# START OF PROVIDED RECORDS
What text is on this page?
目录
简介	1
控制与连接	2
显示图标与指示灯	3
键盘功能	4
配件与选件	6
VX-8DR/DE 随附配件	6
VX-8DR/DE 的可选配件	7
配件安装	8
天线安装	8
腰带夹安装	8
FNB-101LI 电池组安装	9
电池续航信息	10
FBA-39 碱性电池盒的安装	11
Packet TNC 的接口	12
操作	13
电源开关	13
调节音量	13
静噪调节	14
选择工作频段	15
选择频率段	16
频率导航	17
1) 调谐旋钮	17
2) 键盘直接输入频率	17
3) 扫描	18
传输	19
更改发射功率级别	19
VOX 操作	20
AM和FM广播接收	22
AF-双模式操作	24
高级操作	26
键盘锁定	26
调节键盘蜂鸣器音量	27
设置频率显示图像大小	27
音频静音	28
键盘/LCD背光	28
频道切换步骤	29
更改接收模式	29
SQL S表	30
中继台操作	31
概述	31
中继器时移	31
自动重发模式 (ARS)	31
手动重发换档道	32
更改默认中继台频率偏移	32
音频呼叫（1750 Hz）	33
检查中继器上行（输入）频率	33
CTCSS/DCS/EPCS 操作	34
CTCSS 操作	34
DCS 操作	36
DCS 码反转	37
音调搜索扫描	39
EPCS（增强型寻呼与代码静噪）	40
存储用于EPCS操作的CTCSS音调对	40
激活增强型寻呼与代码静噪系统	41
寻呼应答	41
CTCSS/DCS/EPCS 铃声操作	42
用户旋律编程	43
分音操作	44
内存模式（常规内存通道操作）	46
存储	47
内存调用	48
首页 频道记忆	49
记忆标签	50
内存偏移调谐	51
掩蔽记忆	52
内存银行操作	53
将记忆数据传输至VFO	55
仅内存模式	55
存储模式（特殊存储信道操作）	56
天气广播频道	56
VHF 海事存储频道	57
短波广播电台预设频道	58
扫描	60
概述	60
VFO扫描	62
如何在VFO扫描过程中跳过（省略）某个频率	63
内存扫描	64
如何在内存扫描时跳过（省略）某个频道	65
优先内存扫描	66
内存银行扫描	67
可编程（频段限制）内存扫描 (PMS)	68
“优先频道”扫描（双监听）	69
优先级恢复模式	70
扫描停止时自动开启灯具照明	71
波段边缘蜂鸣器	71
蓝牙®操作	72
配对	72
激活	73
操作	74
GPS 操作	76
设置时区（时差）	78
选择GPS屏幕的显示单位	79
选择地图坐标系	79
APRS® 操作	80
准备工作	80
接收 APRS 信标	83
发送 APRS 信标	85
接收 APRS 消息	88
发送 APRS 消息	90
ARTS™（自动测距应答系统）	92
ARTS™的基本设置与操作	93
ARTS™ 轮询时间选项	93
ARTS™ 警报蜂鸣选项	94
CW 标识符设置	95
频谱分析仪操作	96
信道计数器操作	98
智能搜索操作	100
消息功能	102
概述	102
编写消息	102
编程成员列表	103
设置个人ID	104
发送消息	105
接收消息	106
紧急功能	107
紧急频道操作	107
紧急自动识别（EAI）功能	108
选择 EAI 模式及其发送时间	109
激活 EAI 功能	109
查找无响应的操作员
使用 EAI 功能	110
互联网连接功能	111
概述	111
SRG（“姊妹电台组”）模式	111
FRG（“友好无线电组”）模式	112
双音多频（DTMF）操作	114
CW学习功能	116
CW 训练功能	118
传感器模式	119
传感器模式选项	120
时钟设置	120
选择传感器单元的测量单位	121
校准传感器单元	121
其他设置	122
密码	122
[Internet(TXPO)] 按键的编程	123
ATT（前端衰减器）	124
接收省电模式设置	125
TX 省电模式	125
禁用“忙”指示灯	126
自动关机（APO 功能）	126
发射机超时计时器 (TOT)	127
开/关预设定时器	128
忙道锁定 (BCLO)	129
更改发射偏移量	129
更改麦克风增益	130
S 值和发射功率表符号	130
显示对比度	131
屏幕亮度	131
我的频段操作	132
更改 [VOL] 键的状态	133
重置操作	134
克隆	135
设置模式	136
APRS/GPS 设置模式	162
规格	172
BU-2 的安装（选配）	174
# END OF PROVIDED RECORDS
List all lines from the entries that include the word "APRS".

IN RESPONSE:
APRS® 操作	80
接收 APRS 信标	83
发送 APRS 信标	85
接收 APRS 消息	88
发送 APRS 消息	90
APRS/GPS 设置模式	162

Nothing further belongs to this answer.